■ EXERCISE PROMPT ■
Across the entries below, how many lines contain the string "Football"? Give only the count.
--- BEGIN MATERIAL SUPPLIED ---
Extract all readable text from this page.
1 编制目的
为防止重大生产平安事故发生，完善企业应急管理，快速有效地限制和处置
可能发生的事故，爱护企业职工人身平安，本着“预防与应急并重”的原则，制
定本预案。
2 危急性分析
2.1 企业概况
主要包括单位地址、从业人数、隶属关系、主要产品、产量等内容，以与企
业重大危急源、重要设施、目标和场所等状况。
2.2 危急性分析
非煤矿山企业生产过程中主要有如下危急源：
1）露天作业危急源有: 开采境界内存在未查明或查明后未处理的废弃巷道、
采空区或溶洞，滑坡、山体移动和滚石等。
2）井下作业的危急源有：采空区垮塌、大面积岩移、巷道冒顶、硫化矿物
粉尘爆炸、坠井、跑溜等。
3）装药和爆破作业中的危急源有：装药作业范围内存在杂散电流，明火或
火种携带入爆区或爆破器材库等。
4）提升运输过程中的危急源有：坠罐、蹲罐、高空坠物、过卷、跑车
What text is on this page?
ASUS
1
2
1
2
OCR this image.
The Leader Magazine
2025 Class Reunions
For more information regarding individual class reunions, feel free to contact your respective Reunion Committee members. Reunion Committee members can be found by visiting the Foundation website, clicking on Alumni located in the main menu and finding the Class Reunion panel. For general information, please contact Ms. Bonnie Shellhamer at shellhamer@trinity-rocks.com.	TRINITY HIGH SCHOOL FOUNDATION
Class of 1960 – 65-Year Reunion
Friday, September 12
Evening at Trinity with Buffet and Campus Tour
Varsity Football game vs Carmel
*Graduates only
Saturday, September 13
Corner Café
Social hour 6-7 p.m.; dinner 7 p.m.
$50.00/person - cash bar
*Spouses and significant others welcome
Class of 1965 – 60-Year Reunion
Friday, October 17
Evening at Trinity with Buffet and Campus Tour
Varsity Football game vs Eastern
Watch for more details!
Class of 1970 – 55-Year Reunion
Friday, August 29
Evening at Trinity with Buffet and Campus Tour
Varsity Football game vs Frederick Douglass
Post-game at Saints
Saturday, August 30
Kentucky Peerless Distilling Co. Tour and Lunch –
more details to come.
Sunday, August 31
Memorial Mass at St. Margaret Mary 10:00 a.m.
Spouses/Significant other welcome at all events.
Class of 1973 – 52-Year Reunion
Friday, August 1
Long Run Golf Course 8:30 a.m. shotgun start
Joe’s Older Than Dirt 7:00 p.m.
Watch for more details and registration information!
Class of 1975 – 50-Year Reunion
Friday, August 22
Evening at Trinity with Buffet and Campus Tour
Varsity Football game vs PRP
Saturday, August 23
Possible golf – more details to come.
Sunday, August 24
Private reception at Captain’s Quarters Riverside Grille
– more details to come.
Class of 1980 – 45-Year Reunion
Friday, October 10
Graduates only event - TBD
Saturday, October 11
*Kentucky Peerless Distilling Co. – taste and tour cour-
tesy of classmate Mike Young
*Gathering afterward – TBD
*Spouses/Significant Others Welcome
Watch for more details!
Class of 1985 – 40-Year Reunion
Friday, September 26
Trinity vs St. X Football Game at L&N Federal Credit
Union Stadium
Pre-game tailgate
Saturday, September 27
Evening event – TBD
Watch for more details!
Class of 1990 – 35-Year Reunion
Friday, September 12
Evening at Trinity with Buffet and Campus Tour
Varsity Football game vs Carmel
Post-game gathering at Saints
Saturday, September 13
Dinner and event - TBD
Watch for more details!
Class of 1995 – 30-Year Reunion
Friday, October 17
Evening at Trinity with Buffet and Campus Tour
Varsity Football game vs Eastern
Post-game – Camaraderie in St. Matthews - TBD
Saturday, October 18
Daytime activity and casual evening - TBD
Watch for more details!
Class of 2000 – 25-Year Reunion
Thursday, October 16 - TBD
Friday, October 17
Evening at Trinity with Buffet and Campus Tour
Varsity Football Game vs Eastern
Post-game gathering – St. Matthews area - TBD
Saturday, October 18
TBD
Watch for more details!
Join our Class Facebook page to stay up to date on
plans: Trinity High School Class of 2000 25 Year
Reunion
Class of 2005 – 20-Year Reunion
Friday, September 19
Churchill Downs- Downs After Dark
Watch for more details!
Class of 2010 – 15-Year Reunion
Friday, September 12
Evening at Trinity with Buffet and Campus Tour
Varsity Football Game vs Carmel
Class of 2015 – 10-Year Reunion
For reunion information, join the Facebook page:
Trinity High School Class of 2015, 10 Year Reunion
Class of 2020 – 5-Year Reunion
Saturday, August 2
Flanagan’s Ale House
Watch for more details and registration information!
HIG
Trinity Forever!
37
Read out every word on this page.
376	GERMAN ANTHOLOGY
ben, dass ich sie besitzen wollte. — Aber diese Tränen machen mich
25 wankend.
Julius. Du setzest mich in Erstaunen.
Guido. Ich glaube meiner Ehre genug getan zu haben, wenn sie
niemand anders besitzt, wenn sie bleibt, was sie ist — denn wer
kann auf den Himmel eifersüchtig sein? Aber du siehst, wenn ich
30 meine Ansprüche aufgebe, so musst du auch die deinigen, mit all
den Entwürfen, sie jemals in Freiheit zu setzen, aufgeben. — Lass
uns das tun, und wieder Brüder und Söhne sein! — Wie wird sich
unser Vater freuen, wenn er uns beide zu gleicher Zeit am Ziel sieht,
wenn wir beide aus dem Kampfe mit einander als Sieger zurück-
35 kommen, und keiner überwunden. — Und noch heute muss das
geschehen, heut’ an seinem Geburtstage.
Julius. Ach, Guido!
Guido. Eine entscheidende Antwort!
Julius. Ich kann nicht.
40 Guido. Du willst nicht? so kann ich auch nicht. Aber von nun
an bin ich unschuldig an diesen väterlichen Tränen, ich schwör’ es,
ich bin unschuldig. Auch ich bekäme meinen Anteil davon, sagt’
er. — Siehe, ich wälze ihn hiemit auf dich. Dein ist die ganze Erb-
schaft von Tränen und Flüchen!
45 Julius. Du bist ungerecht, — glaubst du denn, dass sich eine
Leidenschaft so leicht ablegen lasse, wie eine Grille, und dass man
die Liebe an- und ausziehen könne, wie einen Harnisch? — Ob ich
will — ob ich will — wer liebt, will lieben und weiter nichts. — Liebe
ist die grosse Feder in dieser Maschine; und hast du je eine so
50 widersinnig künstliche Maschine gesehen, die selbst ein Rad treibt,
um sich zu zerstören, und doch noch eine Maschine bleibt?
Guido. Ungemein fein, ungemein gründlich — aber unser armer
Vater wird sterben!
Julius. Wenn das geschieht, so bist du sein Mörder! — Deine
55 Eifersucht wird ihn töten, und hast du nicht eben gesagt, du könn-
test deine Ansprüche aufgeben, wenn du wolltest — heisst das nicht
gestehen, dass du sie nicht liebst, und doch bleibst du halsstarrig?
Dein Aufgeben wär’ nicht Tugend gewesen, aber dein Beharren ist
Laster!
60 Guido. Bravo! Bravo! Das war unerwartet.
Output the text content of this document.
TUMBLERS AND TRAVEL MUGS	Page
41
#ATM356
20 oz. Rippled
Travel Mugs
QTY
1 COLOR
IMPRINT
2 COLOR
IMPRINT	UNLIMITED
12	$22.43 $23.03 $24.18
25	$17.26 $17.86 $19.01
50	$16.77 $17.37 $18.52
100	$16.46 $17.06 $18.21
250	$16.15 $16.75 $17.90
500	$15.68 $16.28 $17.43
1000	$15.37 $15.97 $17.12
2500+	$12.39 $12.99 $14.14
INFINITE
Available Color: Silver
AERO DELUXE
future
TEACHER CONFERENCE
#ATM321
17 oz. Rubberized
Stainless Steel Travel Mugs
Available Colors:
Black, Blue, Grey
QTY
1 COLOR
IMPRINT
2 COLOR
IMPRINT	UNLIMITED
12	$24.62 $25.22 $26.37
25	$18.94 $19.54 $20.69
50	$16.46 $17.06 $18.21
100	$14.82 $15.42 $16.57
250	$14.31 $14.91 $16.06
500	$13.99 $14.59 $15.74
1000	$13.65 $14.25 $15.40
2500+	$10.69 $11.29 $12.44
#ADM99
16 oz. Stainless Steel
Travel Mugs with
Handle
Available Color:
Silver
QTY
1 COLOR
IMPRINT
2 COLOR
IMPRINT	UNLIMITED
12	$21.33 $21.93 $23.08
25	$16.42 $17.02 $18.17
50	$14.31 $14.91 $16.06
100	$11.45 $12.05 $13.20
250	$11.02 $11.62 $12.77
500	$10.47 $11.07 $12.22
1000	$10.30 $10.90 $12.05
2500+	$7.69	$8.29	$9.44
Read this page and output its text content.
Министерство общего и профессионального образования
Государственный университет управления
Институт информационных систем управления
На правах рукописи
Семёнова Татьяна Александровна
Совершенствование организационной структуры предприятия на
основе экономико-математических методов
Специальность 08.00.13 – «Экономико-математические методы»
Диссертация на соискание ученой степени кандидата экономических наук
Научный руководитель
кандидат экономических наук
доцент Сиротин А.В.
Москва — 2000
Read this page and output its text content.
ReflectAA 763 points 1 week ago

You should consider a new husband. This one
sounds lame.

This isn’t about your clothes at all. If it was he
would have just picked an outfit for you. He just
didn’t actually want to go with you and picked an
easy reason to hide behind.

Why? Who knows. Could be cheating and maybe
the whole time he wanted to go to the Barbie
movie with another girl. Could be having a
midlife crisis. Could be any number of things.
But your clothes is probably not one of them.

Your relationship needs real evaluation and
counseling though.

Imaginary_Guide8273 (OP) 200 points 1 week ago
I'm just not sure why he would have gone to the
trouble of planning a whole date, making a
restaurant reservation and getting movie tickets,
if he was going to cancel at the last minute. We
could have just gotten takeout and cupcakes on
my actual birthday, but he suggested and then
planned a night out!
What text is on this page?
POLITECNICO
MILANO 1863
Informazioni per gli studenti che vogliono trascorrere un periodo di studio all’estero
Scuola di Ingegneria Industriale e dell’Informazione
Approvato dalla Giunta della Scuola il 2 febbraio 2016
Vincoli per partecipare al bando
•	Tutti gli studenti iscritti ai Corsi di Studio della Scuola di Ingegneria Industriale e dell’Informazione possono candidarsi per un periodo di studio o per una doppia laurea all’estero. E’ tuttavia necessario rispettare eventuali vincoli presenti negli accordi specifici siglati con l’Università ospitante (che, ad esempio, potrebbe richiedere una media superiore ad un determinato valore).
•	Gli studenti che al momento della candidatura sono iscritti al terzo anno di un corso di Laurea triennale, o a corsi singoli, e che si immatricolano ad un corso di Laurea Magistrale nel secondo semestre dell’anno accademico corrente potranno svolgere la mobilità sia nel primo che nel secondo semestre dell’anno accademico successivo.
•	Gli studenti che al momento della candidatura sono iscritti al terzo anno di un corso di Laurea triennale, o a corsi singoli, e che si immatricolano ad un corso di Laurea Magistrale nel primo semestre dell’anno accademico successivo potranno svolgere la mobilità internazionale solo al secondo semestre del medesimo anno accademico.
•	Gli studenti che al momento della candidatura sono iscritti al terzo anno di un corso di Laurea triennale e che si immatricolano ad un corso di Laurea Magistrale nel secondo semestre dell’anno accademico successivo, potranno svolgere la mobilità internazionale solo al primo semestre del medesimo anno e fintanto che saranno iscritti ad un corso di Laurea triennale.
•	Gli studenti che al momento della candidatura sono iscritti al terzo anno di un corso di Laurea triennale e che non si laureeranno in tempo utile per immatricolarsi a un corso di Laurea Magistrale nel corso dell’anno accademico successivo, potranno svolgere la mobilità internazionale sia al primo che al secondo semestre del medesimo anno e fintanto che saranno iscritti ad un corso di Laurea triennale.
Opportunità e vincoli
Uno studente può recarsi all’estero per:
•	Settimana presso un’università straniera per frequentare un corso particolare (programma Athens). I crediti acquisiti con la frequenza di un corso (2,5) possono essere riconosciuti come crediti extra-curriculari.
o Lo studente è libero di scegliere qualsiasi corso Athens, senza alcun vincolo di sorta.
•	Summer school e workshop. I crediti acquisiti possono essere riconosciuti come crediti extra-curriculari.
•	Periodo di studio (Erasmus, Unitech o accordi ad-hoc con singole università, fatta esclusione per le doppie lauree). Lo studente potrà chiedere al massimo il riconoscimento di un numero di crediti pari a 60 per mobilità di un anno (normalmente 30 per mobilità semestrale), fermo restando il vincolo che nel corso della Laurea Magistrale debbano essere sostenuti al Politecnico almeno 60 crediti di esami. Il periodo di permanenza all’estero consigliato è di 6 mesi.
--- END MATERIAL SUPPLIED ---
■ ANSWER TO THIS PROBLEM ■
9